» STATED GOAL 1
Using the commentary on British Columbia government spending, decide whether each statement agrees with the text, answering yes or no and quoting the exact words that settle it: (a) Provincial film industry incentives are rising to about $500 million, roughly twice earlier levels. (b) The funding increase for the Ministry of Children and Family Development was enough to hire about 200 more social workers. (c) The writer states that hard numbers are at hand.
» STATED GOAL 2
According to the commentary on British Columbia government spending, how much money did Premier Clark find to boost the local music recording industry?
» STATED GOAL 3
Resume the commentary on British Columbia government spending, starting right after its final sentence.

» QUOTED PASSAGE
In fact there are many other such areas where questions also are needed, such as in the works of Integrity BC's Dermod Travis as above, the many fine works of independent journalist Bob Mackin, the works of bloggers such as Laila Yuille and Rafe Mair, the Common Sense of Damien Gillis, and quite a few others such as blogger @Norm_Farrell, National Post's Bruce Hutchinson, and others including Georgia Straight's Charlie Smith, TheTyee website, Vancouver Observer etc etc.
Especially important to be probed are the several resources megaprojects such as Site C and LNG which have such huge price tags and government stakes, several monopolistic Crown corporations and especially Insurance Corp. of B.C., and various real estate developments that are being bulldozed forward over the objections of numerous interested parties from First Nations and environmental groups to economists and accountants and pundits who rightly question the projects' timing, efficacy and cost-benefits.
We are of course aware that government borrowing for megaprojects and incentives for private-sector investments can be useful tools for growing the economy, and that's true too for mid-sized and smaller endeavours - especially for such good things as bolstering the local-food movement, which the Clark government spouted about in its Throne Speech, but at some point there has to be a bottom line or top end.
For example, provincial incentives to the film industry are shooting up to about $500 million in the coming fiscal year, roughly double the level of previous years, and Premier Clark also "found" $15 million to boost the local music recording industry whose work was being poached by an Ontario tax credit - which move earned Clark some high-profile play in the media - but is that a prime priority when many other social goods and needs are going wanting, such as closures of schools and shortages of social housing?
Again we don't have hard numbers at hand but what matters more is the pattern.

Family programs short-changed

There was a lot of attention given to the government's belated lift in funding for the Ministry of Children and Family Development, enough to hire about 100 more social workers, but did you hear of any massive new spending on child care? Or more policing in Surrey? Or transit? Not much. At least not this year, but maybe in next year's budget we'll finally see a few more sops to the truly needy, no doubt including seniors housing and maybe hopefully more and better home care too (because keeping seniors out of care facilities saves money as well as making people happier).

» PROVIDED RECORDS

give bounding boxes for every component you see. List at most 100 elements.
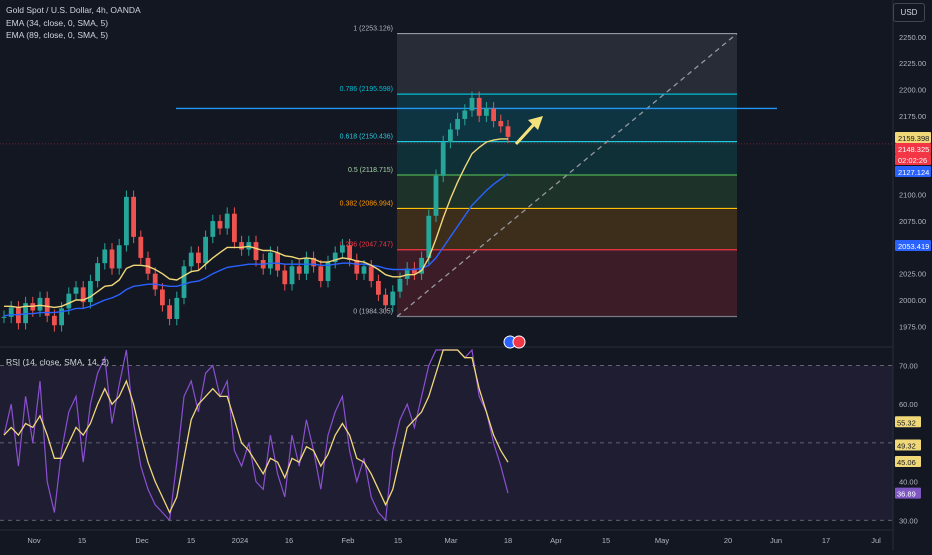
rsi-label: 45.06 — [897, 458, 916, 467]
price-label: 2127.124 — [898, 168, 929, 177]
candle — [102, 249, 108, 264]
fib-level-label: 0 (1984.305) — [353, 309, 393, 316]
candle — [354, 260, 360, 274]
candle — [181, 266, 187, 298]
candle — [232, 213, 237, 243]
ema89-legend[interactable]: EMA (89, close, 0, SMA, 5) — [6, 30, 109, 40]
price-label-bg — [895, 132, 931, 143]
candle — [203, 236, 208, 264]
candle — [440, 142, 446, 176]
time-tick-label: Jun — [770, 536, 782, 545]
price-tick-label: 2250.00 — [899, 33, 926, 42]
currency-button[interactable]: USD — [893, 3, 925, 22]
rsi-label-bg — [895, 487, 921, 499]
price-label-bg — [895, 166, 931, 177]
price-label-bg — [895, 143, 931, 154]
time-tick-label: 16 — [285, 536, 293, 545]
candle — [239, 242, 244, 250]
candle — [66, 293, 72, 309]
price-tick-label: 2000.00 — [899, 296, 926, 305]
candle — [109, 249, 115, 269]
candle — [73, 287, 79, 294]
candle — [455, 118, 460, 130]
fib-level-label: 0.5 (2118.715) — [348, 167, 393, 174]
candle — [404, 268, 410, 279]
fib-zone — [397, 249, 737, 317]
price-tick-label: 2100.00 — [899, 191, 926, 200]
time-tick-label: 15 — [187, 536, 195, 545]
candle — [59, 308, 64, 326]
candle — [167, 305, 172, 319]
rsi-label-bg — [895, 455, 921, 467]
price-tick-label: 2200.00 — [899, 85, 926, 94]
candle — [347, 245, 352, 260]
price-tick-label: 2175.00 — [899, 112, 926, 121]
fib-level-label: 1 (2253.126) — [353, 26, 393, 33]
fib-zone — [397, 208, 737, 250]
rsi-ma-line — [3, 349, 509, 515]
fib-trend-line — [396, 33, 738, 318]
price-label: 2159.398 — [898, 134, 929, 143]
rsi-tick-label: 30.00 — [899, 516, 918, 525]
fib-level-label: 0.618 (2150.436) — [340, 134, 393, 141]
candle — [217, 221, 223, 229]
time-tick-label: May — [655, 536, 669, 545]
symbol-legend[interactable]: Gold Spot / U.S. Dollar, 4h, OANDA — [6, 5, 141, 15]
time-tick-label: 15 — [78, 536, 86, 545]
candle — [412, 268, 417, 274]
ema34-legend[interactable]: EMA (34, close, 0, SMA, 5) — [6, 18, 109, 28]
candle — [462, 110, 468, 119]
price-label-bg — [895, 240, 931, 251]
fib-level-label: 0.382 (2086.994) — [340, 200, 393, 207]
rsi-tick-label: 40.00 — [899, 478, 918, 487]
candle — [311, 257, 316, 267]
candle — [376, 281, 381, 295]
time-tick-label: 20 — [724, 536, 732, 545]
price-label: 2053.419 — [898, 242, 929, 251]
time-tick-label: Feb — [342, 536, 355, 545]
candle — [95, 263, 100, 282]
candle — [318, 266, 324, 282]
time-tick-label: 18 — [504, 536, 512, 545]
arrow-head — [528, 116, 543, 130]
candle — [390, 291, 396, 306]
candle — [476, 97, 482, 116]
price-label-bg — [895, 154, 931, 165]
candle — [325, 262, 331, 282]
candle — [296, 266, 302, 274]
candle — [361, 266, 367, 274]
candle — [268, 252, 273, 269]
candle — [419, 257, 424, 274]
rsi-tick-label: 60.00 — [899, 400, 918, 409]
candle — [469, 97, 475, 111]
candle — [253, 242, 259, 260]
candle — [196, 252, 201, 264]
candle — [8, 307, 14, 317]
candle — [210, 221, 216, 237]
candle — [160, 289, 165, 306]
candle — [448, 129, 453, 143]
candle — [275, 252, 280, 271]
candle — [282, 270, 288, 285]
candle — [224, 213, 230, 229]
candle — [505, 126, 511, 137]
time-tick-label: Apr — [550, 536, 562, 545]
candle — [426, 215, 432, 258]
price-tick-label: 2075.00 — [899, 217, 926, 226]
fibonacci-retracement: 1 (2253.126) 0.786 (2195.598) 0.618 (2150.… — [340, 26, 738, 318]
time-tick-label: 15 — [602, 536, 610, 545]
rsi-band-fill — [0, 365, 893, 521]
price-label: 2148.325 — [898, 145, 929, 154]
rsi-label: 36.89 — [897, 490, 916, 499]
candle — [1, 316, 7, 318]
rsi-legend[interactable]: RSI (14, close, SMA, 14, 2) — [6, 357, 109, 367]
candle — [152, 273, 158, 290]
fib-zone — [397, 33, 737, 95]
candle — [498, 121, 504, 127]
candle — [174, 297, 180, 319]
time-tick-label: Mar — [445, 536, 458, 545]
time-tick-label: 17 — [822, 536, 830, 545]
candle — [138, 236, 144, 258]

» EXERCISE RESPONSE 1
(a) Yes: "provincial incentives to the film industry are shooting up to about $500 million in the coming fiscal year, roughly double the level of previous years"
(b) No: "enough to hire about 100 more social workers"
(c) No: "Again we don't have hard numbers at hand but what matters more is the pattern."

» EXERCISE RESPONSE 2
$15 million.

» EXERCISE RESPONSE 3
In fact the Vancouver Sun on Wednesday had excellent reports by Tracy Sherlock and Lori Culbert on MSP and MCFD which reveal what is really an appalling situation of chronic underfunding of needs and gouging of taxpayers. While veteran political hack bureaucrat Bob Plecas called the new funding "brilliant" because it reflects some of his recent recommendations, Children and Youth Representative Mary Ellen Turpel-Lafond said the changes were "few" and need to be implemented right away because the ministry has been suffering for years from too many "penny-wise and pound-foolish" decisions.
There seems to have been a similar pattern in real estate and housing, in which the government tinkered with a few things to make it appear as though the government cares and is on top of things (e.g. removing the Property Purchase Tax on new houses up to $750,000 and boosting the tax from 2 to 3% on properties over $2 million) but really what it did was put on some cosmetics while leaving real estate speculators and vultures - who also tend to be strong supporters of the B.C. Liberals - free to keep doing their profiteering games (i.e. not closing the tax-evading loophole on bare-title transfers or flips).
So Community Living B.C. got a nice $36-million "boost" in the budget to help it deal with its caseload of some 19,000 clients with mental and physical challenges, though only $12 million of that was "new" money and really it's still inadequate compared with the growing needs, particularly teenagers becoming young adults ready to leave home and adults requiring assistance losing their elderly parents.
Meanwhile we know from news reports and from seeing urban streets that there are many large, serious and growing needs for better social services in B.C. but instead we are getting from the Clark Liberals some policy tweaks that are "very miserly and ill-conceived" as a caller to CKNW said this morning, adding that "people with disabilities know they're not better off" regarding the loss of free bus passes.
But of course the main priority of Clark and her backers and minions is to win the next election, which means saving up cash for vote-buying measures closer to the vote.

Liberals make B.C. safe for global capital

And they're not doing that just for themselves, though the pay, perks and pensions certainly are nice enough, but they're also doing it for a higher purpose: keeping B.C. safe and hospitable for global capital.
Perhaps even some of my regular readers will doubt that claim but the new budget proves it over and over, from soft and under-staffed safety and regulatory controls of resource industries to the continued open season for international speculators in B.C. real estate not only in urban housing but also in rural estates and yes even farm and ranching lands.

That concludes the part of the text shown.